Write out every entry exactly as it stands.

Material provided:
▼▼▼

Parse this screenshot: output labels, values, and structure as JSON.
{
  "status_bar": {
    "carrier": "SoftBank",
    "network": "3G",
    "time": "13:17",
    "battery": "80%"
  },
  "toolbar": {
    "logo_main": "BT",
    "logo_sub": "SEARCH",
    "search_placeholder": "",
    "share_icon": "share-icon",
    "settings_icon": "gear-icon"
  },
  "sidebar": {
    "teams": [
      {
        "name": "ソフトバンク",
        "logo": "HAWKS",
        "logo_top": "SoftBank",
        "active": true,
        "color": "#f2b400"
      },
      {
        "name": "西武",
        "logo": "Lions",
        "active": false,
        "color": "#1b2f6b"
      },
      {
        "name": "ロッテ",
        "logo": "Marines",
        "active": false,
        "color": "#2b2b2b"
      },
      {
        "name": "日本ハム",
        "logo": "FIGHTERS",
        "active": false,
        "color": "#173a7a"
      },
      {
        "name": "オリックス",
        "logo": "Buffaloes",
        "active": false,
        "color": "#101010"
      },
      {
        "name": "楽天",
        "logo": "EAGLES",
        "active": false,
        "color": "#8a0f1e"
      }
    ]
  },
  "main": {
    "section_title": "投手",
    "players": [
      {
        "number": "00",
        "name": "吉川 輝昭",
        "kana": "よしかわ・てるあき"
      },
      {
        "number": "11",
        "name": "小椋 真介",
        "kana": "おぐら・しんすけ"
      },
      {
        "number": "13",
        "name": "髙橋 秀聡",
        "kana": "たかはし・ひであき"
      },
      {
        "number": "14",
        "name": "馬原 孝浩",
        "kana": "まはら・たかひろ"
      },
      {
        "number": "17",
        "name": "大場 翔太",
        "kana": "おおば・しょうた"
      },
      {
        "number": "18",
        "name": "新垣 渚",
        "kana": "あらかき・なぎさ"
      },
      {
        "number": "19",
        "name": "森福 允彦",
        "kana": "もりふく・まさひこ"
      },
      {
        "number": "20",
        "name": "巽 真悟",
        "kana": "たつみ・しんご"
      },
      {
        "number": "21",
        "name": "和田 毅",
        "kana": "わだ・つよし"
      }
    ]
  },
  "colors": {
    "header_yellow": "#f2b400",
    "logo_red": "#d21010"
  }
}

▲▲▲

Solved exercise:
Parse this screenshot: output labels, values, and structure as JSON.
{
  "status_bar": {
    "carrier": "SoftBank",
    "network": "3G",
    "time": "13:17",
    "battery": "80%"
  },
  "toolbar": {
    "logo_main": "BT",
    "logo_sub": "SEARCH",
    "search_placeholder": "",
    "share_icon": "share-icon",
    "settings_icon": "gear-icon"
  },
  "sidebar": {
    "teams": [
      {
        "name": "ソフトバンク",
        "logo": "HAWKS",
        "logo_top": "SoftBank",
        "active": true,
        "color": "#f2b400"
      },
      {
        "name": "西武",
        "logo": "Lions",
        "active": false,
        "color": "#1b2f6b"
      },
      {
        "name": "ロッテ",
        "logo": "Marines",
        "active": false,
        "color": "#2b2b2b"
      },
      {
        "name": "日本ハム",
        "logo": "FIGHTERS",
        "active": false,
        "color": "#173a7a"
      },
      {
        "name": "オリックス",
        "logo": "Buffaloes",
        "active": false,
        "color": "#101010"
      },
      {
        "name": "楽天",
        "logo": "EAGLES",
        "active": false,
        "color": "#8a0f1e"
      }
    ]
  },
  "main": {
    "section_title": "投手",
    "players": [
      {
        "number": "00",
        "name": "吉川 輝昭",
        "kana": "よしかわ・てるあき"
      },
      {
        "number": "11",
        "name": "小椋 真介",
        "kana": "おぐら・しんすけ"
      },
      {
        "number": "13",
        "name": "髙橋 秀聡",
        "kana": "たかはし・ひであき"
      },
      {
        "number": "14",
        "name": "馬原 孝浩",
        "kana": "まはら・たかひろ"
      },
      {
        "number": "17",
        "name": "大場 翔太",
        "kana": "おおば・しょうた"
      },
      {
        "number": "18",
        "name": "新垣 渚",
        "kana": "あらかき・なぎさ"
      },
      {
        "number": "19",
        "name": "森福 允彦",
        "kana": "もりふく・まさひこ"
      },
      {
        "number": "20",
        "name": "巽 真悟",
        "kana": "たつみ・しんご"
      },
      {
        "number": "21",
        "name": "和田 毅",
        "kana": "わだ・つよし"
      }
    ]
  },
  "colors": {
    "header_yellow": "#f2b400",
    "logo_red": "#d21010"
  }
}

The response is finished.